Given problem 1: In the forum post on the php-fpm and Aerospike connection mismatch, what count does the lsof command on the Aerospike server return for prdweb14?
Given problem 2: Carry the forum post on the php-fpm and Aerospike connection mismatch forward from its last sentence.

Extract to read:

============================================================

Discrepancy between FPM connections and Aerospike connection


#1

Hi. We’re currently using Aerospike CE in a high throughput environment and are seeing a few issues with timeouts and increased client connections.

Recently we checked to see what the webheads were seeing in terms of connections, and what the Aerospike server was seeing as connections which are wildly different on the whole as I shall demonstrate:

Server info:

PHP Version:

PHP 5.6.27 (cli) (built: Oct 15 2016 21:31:59) 
Copyright (c) 1997-2016 The PHP Group
Zend Engine v2.6.0, Copyright (c) 1998-2016 Zend Technologies
    with Zend OPcache v7.0.6-dev, Copyright (c) 1999-2016, by Zend Technologies

Client version:

aerospike

aerospike support => enabled
aerospike version => 3.4.14

server version is 3.10.0 and currently the number of client connections stands at around 36k

Config is set with .shm=true and connections are persisted.

As this stands right now, this is the command I’m running on Aerospike server:

$ lsof -i -a -p 3637 | grep prdweb14 | wc -l

this returns the following value:

3494

If I then run the following command on one of our webheads (the same one referenced above - prdweb14) this is what I get:

$ for i in $(ps -ef | grep php-fpm | awk '{print $2}'); do lsof -i -a -p $i | grep aer01; done | wc -l

yields:

37

If I restart php-fpm and check again, basically the value from aerospike server 01 goes down by 20, so remains at 3474 and then when I start fpm again, it goes back up by 20 + a few to 3496 for example and prdweb14 reports around 22. This we see right across the board, a discrepancy between aerospike and webhead numbers massively, and would also account for the constantly rising connections we see in Aerospike AMC. In addition we are seeing timeouts with a timeout value of 5 seconds which I wouldn’t expect.

============================================================

Data extract:
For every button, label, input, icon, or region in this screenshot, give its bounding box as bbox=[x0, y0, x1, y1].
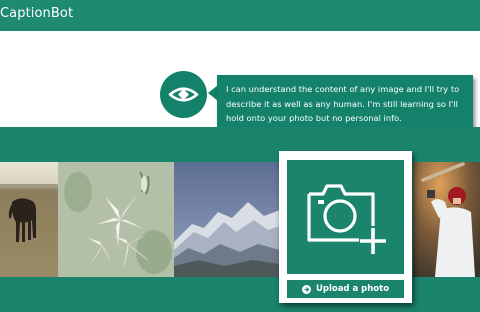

============================================================

Exercise output 1: 3494

Exercise output 2:
Is this something which has been acknowledged and is a known issue?

Anything further you need let me know and I can provide the data.

thanks in advance for any help.

[poke: @rbotzer and @kporter]


Complications during and after set deletion (AER-4890)
#2

Hey @Crags - there’s work being done right now on persistent connections, which you’re using. Once the next release of the PHP client is out please check it out and give your feedback.


#3

Thanks @rbotzer - hopefully it’ll resolve the issues we’re seeing. We have set up a stage environment which is running PHP7 and this seems to be more accurate, but hasn’t been running long enough to see if this is an issue over time or not.

Any ETA on the next client release at all?

Appreciate the reply :slight_smile:


#4

Hi @Crags. What type of Aerospike operations are being performed on your webheads?


#5

Also, does running tcptrack for port 3000 on your Aerospike server give any insight into the connection state and idle time of the connections?


#6

Okay, so so far this issue seems to be resolved in that if we kill FPM on one machine and check connections to and from aerospike they both report 0 - so this looks like the server / client is no longer holding connections.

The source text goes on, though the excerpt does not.